Search the data below for "Gold"; list each line that holds it.

-- START OF DATA EXCERPTS --

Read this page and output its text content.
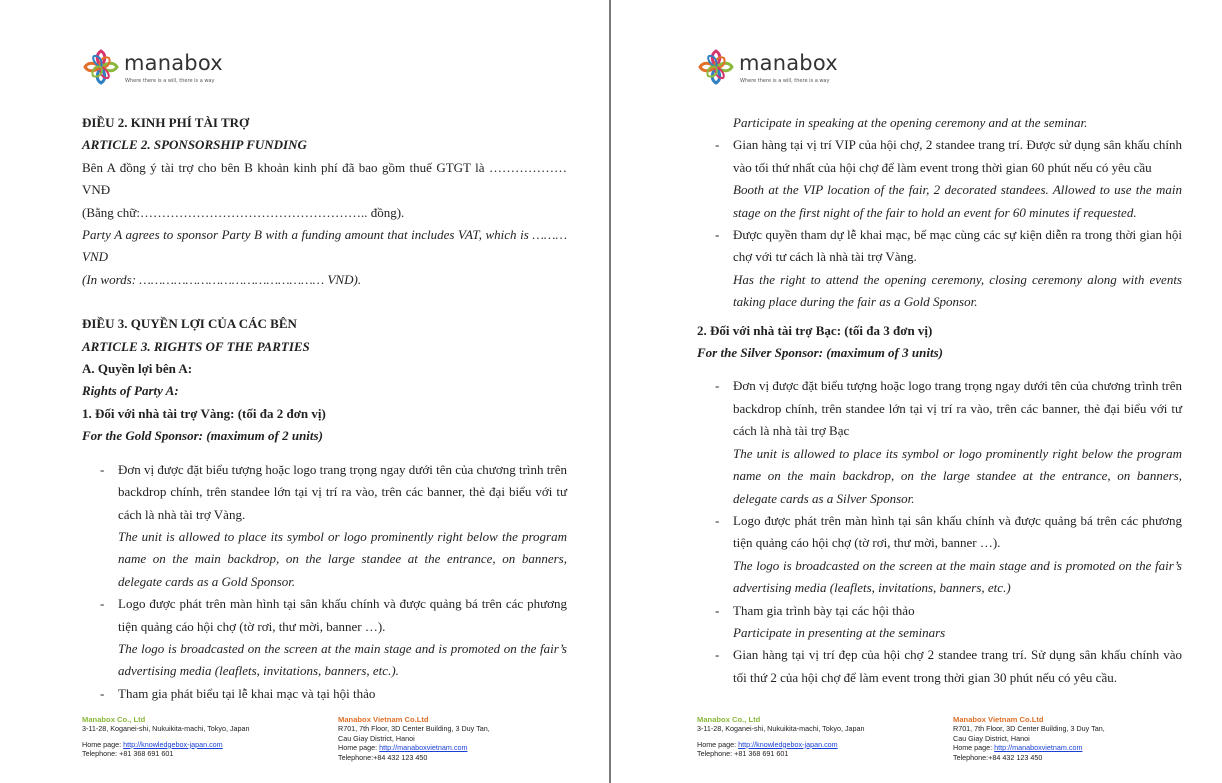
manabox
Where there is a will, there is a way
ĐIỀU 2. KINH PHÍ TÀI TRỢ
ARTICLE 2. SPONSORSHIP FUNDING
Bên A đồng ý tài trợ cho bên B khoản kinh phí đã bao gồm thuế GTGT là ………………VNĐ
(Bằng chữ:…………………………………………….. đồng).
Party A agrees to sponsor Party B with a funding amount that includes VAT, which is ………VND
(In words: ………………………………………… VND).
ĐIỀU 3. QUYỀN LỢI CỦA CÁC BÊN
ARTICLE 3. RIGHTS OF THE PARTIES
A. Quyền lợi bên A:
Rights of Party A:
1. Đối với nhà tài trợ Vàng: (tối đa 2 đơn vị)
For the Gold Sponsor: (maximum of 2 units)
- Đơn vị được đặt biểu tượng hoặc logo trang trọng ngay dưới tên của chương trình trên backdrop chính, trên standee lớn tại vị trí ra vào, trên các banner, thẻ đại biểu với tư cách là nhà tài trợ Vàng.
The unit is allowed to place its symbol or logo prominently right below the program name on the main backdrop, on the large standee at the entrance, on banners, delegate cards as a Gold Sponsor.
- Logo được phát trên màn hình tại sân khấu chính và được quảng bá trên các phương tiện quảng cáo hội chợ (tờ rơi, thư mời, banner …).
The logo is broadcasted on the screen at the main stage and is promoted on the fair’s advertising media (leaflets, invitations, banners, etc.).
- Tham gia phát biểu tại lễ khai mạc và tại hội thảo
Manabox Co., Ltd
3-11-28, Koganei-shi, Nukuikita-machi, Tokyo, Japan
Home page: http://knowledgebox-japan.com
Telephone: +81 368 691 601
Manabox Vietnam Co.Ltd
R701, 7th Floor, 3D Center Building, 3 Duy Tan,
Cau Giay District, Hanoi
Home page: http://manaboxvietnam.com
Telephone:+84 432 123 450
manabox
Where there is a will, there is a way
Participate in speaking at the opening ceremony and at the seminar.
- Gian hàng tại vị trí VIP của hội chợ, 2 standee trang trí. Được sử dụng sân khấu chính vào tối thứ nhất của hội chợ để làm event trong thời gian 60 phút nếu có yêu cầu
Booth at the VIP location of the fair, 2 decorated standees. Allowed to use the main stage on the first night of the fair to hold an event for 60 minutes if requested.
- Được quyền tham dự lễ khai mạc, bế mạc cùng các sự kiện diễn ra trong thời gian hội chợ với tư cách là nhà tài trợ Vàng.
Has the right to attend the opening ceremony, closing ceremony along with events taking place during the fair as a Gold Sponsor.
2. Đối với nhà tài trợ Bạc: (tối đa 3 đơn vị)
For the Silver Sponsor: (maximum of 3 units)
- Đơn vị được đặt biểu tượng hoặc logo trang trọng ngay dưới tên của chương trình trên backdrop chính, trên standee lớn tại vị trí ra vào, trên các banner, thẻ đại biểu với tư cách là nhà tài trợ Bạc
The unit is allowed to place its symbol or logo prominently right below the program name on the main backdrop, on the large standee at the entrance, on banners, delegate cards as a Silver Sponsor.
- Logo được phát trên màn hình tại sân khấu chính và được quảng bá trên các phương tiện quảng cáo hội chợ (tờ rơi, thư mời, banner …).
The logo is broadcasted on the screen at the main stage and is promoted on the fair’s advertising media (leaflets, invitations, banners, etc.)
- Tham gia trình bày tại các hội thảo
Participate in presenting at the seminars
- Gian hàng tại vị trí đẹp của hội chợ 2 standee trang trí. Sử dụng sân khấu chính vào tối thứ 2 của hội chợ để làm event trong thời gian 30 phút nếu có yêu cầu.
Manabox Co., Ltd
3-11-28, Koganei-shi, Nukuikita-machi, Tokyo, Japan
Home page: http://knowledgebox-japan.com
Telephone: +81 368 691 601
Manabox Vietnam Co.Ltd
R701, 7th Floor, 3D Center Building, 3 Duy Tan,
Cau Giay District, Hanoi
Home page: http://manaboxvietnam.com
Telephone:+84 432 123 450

-- END OF DATA EXCERPTS --
-- START OF DATA EXCERPTS --

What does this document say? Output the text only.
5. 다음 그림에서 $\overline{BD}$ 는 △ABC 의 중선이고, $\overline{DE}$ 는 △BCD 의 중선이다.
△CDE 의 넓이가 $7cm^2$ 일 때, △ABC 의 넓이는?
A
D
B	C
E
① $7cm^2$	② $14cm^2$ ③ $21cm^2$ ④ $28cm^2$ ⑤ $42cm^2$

-- END OF DATA EXCERPTS --

▶ **FINAL RESULT**:
For the Gold Sponsor: (maximum of 2 units)
The unit is allowed to place its symbol or logo prominently right below the program name on the main backdrop, on the large standee at the entrance, on banners, delegate cards as a Gold Sponsor.
Has the right to attend the opening ceremony, closing ceremony along with events taking place during the fair as a Gold Sponsor.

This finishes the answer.